**Data lines**:
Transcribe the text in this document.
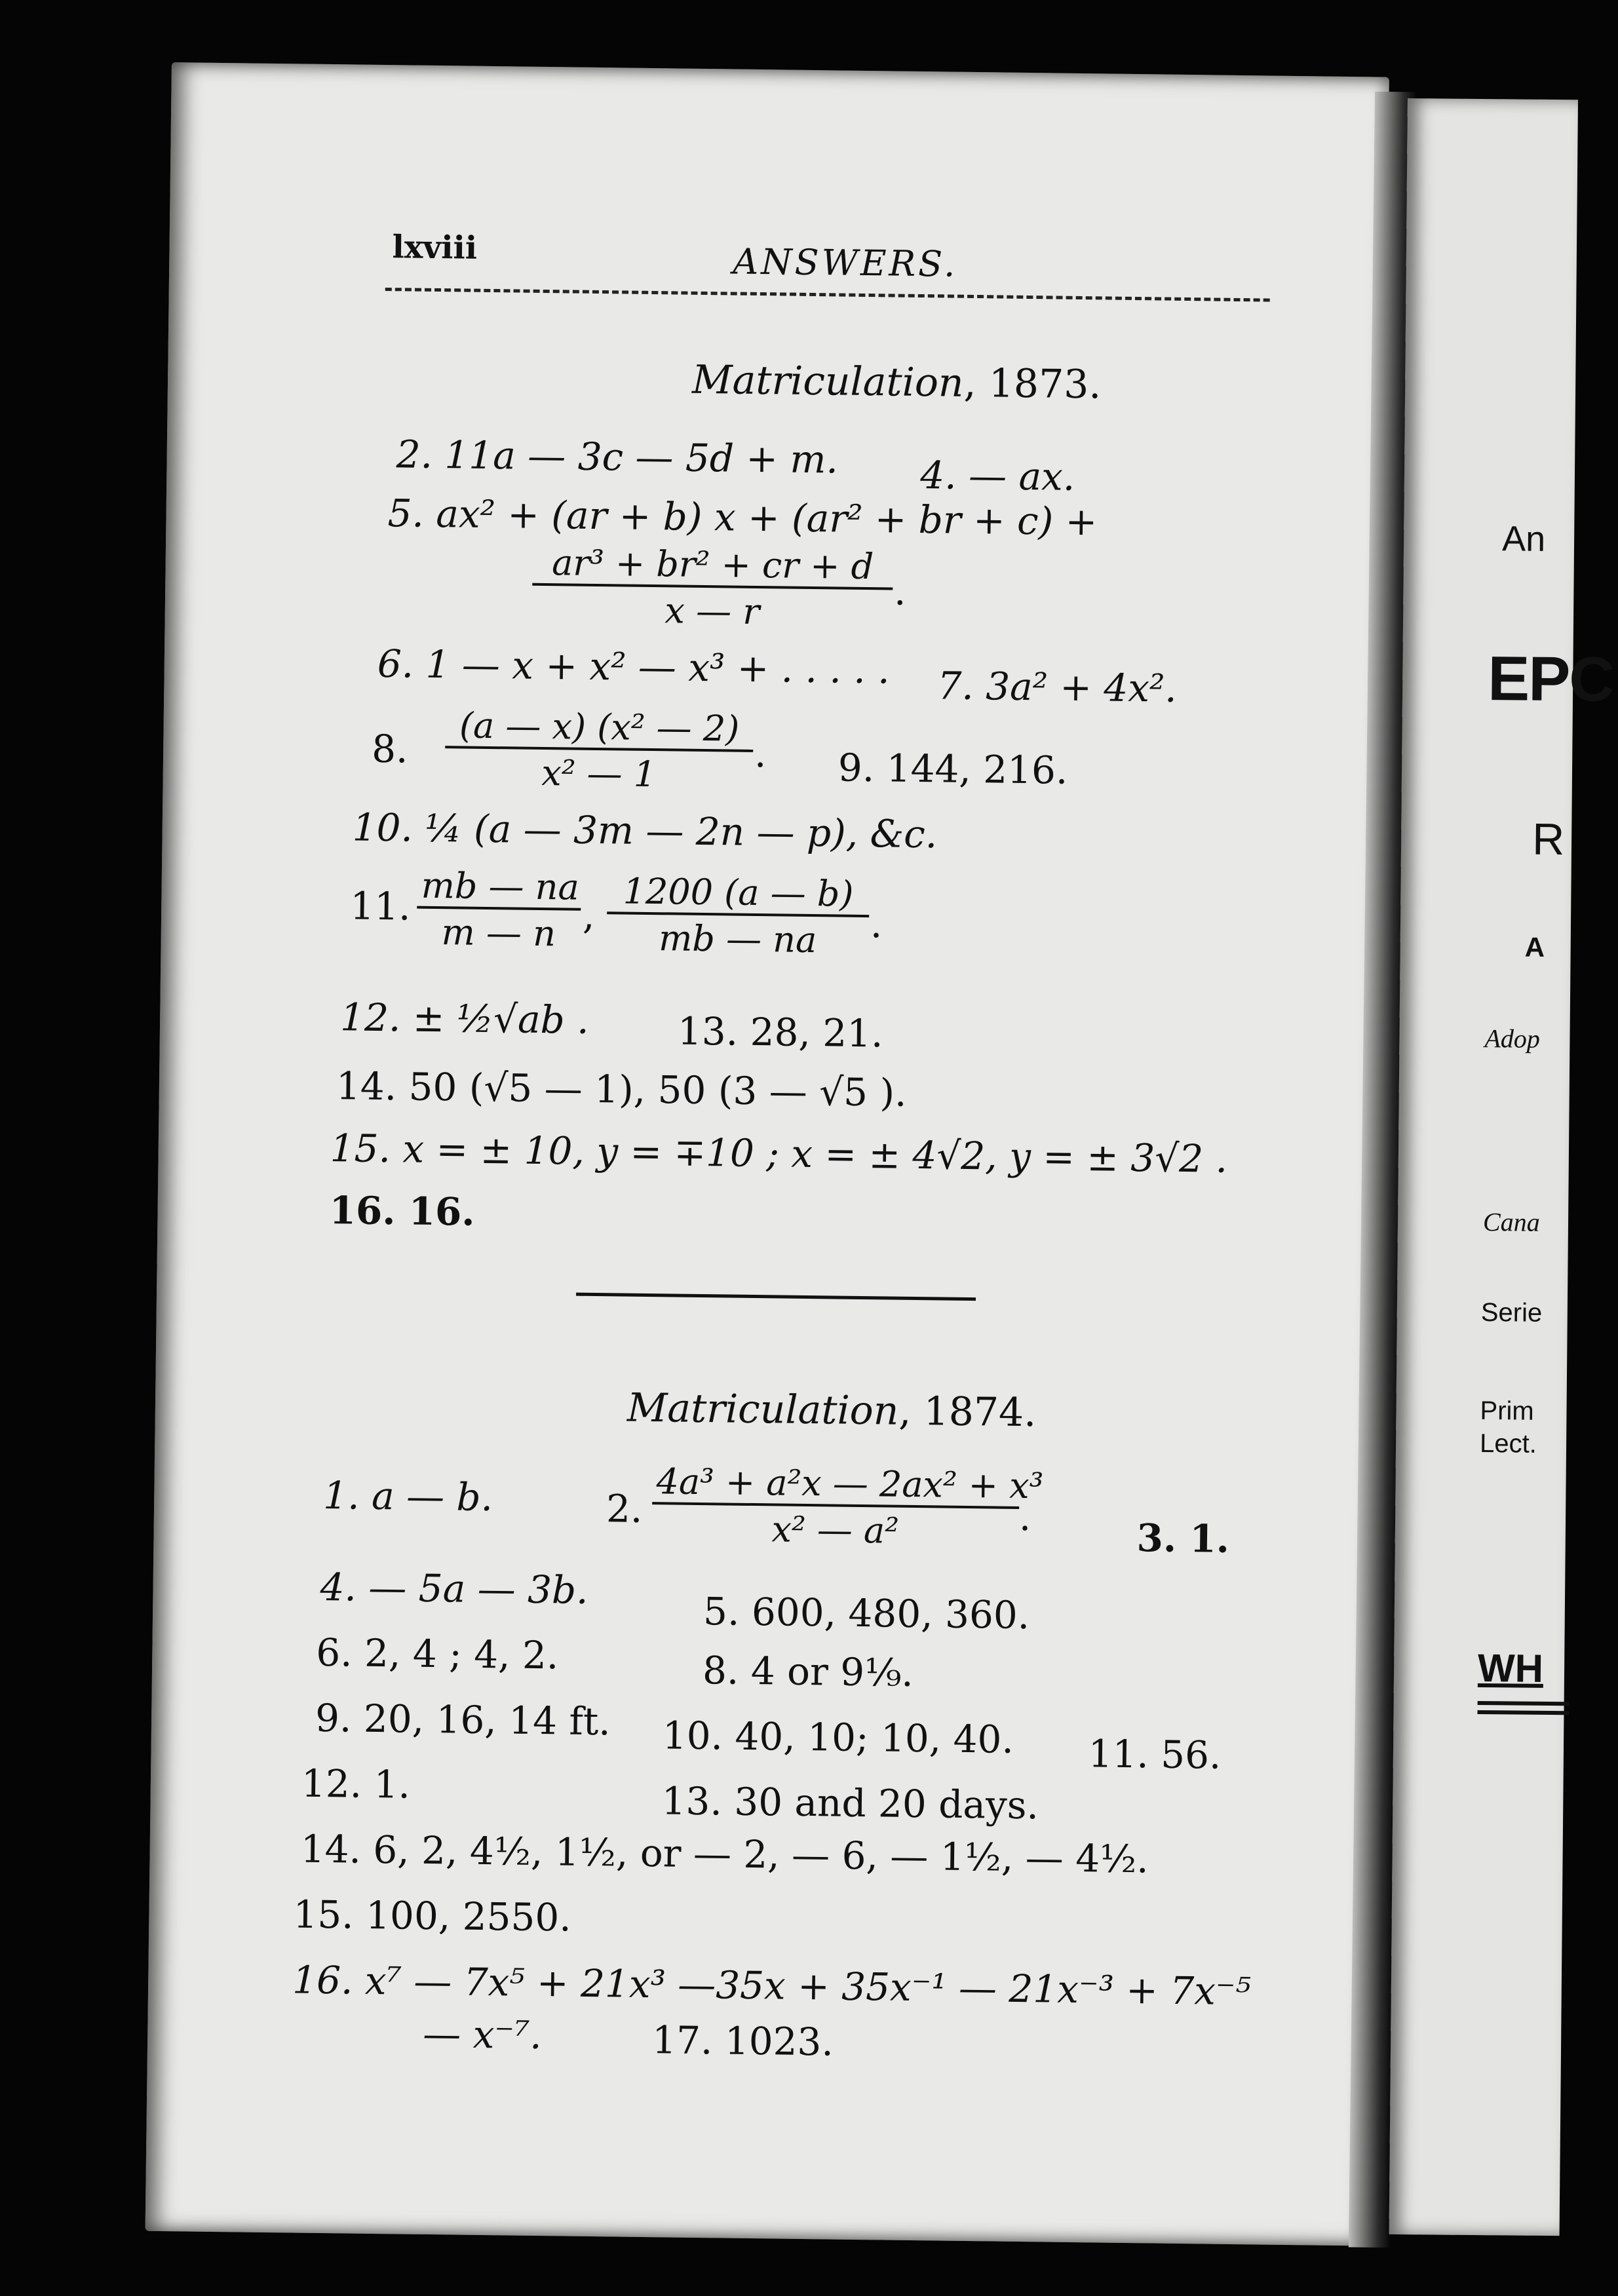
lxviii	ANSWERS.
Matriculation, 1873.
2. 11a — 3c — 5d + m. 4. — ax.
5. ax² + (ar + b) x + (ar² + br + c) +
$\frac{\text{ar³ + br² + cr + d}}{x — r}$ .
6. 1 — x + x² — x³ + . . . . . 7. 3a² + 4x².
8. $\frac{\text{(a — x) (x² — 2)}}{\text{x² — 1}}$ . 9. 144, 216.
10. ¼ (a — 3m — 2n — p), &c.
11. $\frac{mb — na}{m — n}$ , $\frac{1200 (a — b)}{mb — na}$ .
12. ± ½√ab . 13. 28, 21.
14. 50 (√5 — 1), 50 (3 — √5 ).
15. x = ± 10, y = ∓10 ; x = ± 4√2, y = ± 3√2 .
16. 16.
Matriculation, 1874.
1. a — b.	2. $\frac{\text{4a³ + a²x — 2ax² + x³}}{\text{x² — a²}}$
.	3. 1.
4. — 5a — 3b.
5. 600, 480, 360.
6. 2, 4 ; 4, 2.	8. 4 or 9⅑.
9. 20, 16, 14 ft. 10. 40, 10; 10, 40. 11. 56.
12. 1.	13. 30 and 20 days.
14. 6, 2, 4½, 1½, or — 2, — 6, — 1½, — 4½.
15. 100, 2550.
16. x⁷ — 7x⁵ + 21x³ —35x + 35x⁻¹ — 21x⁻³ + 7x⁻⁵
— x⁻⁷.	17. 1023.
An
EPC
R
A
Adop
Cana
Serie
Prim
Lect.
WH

* * *

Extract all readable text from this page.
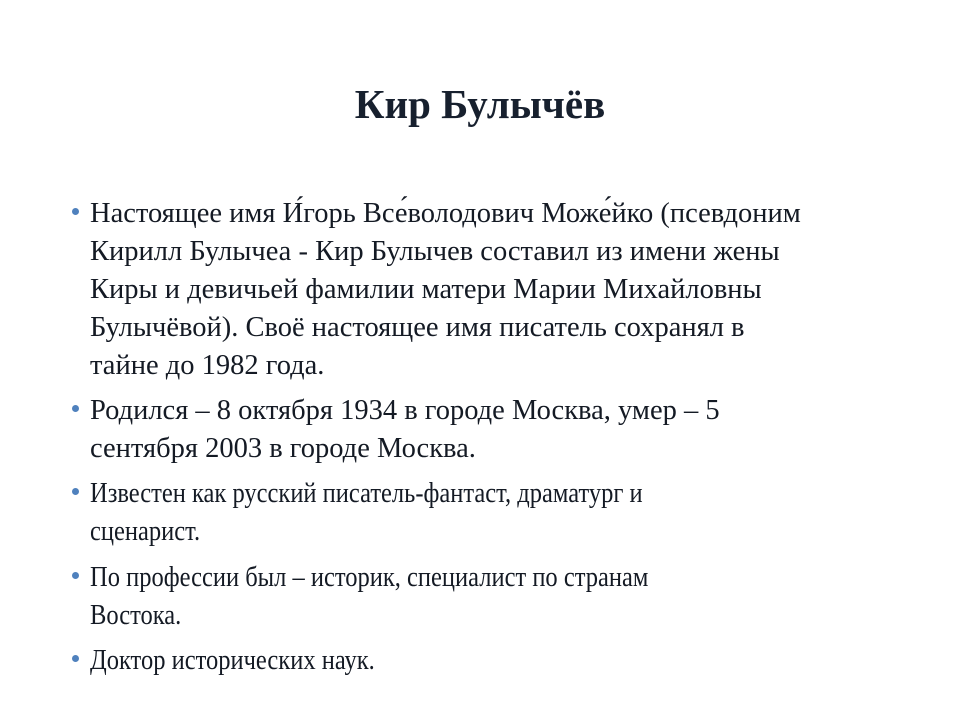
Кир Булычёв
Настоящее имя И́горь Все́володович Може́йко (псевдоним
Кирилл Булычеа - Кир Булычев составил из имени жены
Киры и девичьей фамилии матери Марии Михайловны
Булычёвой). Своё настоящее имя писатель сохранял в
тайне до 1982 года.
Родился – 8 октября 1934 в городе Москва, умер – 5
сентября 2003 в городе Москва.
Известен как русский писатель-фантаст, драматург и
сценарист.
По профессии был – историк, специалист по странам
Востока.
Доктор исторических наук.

* * *

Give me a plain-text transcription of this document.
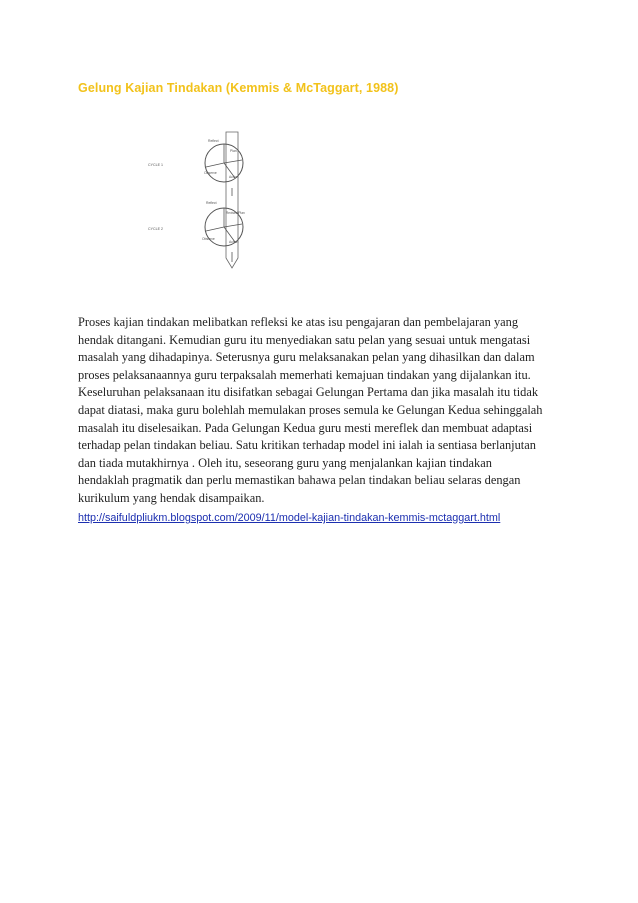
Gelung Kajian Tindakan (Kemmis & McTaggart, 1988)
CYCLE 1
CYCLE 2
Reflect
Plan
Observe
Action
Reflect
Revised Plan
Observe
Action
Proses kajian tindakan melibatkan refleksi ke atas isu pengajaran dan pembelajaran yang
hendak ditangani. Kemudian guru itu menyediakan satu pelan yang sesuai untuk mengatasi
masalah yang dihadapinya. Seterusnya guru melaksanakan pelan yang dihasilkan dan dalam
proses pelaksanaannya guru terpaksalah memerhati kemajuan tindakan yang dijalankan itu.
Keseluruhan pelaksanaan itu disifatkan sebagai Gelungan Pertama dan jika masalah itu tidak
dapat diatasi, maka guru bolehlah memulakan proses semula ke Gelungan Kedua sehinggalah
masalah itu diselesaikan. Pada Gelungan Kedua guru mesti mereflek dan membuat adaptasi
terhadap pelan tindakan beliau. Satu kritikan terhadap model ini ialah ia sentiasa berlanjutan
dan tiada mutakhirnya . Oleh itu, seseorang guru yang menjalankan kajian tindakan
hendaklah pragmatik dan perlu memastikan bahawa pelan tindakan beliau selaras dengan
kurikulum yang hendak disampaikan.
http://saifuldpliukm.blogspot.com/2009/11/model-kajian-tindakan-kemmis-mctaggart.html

**Instructions to follow**: Using the listing, collect all lines in which the string "Matriculation" is found.

**Response to the exercise**:
Matriculation, 1873.
Matriculation, 1874.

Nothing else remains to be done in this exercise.